GIVEN EXERCISE → Determine how many lines in the entries below include "ROVINA". The reply should be that number and nothing else.

═══ RECORD EXTRACTS ═══

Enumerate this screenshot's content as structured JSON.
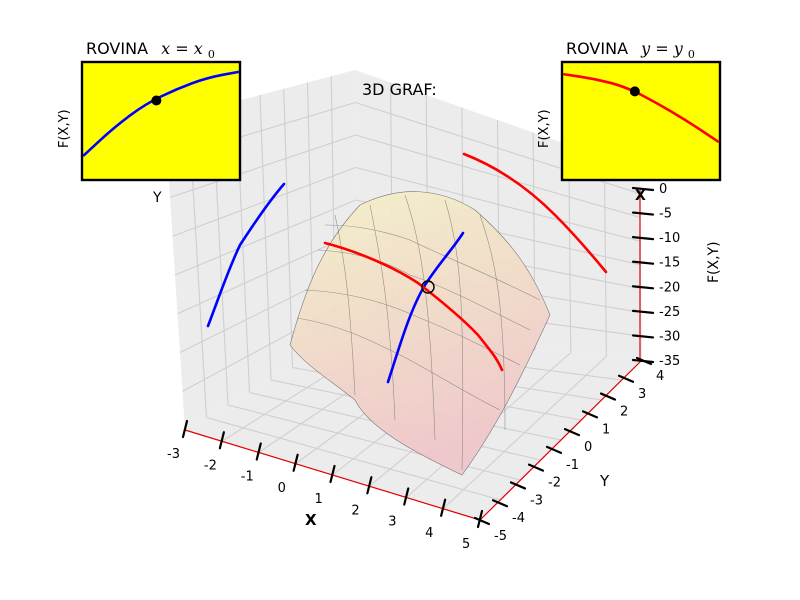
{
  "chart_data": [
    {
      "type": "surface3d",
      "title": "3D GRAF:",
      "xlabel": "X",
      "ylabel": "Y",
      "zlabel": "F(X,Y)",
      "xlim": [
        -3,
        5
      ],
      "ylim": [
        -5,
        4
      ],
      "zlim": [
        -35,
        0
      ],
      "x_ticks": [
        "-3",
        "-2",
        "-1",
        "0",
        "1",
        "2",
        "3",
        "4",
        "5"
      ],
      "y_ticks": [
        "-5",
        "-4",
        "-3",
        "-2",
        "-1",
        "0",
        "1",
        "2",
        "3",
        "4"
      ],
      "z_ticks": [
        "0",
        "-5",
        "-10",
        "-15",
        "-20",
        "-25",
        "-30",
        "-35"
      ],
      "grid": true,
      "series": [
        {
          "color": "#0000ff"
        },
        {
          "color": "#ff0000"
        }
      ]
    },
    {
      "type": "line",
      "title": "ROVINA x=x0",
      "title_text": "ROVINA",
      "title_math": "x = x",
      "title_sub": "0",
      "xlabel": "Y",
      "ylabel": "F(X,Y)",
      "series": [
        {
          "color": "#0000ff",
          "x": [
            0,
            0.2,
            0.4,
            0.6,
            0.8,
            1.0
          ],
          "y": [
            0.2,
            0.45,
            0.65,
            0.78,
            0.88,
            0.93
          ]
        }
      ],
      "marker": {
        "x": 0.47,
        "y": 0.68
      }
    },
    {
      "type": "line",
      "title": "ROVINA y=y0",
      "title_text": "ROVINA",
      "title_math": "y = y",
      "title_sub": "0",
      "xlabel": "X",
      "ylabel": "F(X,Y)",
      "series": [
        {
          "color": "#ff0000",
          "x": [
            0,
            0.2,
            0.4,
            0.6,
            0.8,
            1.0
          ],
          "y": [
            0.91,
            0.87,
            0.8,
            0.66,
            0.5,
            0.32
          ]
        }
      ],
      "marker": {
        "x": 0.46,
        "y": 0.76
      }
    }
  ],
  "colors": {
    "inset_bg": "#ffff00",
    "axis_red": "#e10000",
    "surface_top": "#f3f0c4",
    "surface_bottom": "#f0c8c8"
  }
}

═══
═══ RECORD EXTRACTS ═══

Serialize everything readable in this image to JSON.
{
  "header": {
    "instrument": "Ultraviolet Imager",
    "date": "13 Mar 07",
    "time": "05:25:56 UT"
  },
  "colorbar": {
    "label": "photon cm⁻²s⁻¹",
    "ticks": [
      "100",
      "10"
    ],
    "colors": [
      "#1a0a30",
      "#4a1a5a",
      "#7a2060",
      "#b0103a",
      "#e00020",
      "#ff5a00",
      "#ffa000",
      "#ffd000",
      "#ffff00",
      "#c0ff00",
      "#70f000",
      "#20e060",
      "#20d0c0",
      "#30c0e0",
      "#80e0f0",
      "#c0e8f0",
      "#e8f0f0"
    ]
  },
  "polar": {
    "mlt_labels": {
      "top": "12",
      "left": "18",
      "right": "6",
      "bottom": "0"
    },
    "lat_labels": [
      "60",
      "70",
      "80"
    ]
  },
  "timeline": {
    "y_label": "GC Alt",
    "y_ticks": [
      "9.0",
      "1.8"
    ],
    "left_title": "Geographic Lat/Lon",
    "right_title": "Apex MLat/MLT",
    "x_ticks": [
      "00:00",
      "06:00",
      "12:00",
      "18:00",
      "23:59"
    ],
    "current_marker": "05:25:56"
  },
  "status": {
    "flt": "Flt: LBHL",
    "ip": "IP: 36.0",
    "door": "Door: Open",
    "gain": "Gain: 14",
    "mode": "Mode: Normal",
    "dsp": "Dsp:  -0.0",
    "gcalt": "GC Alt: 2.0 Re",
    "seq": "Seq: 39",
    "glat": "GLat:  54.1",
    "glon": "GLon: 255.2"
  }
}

═══

TASK ANSWER → 4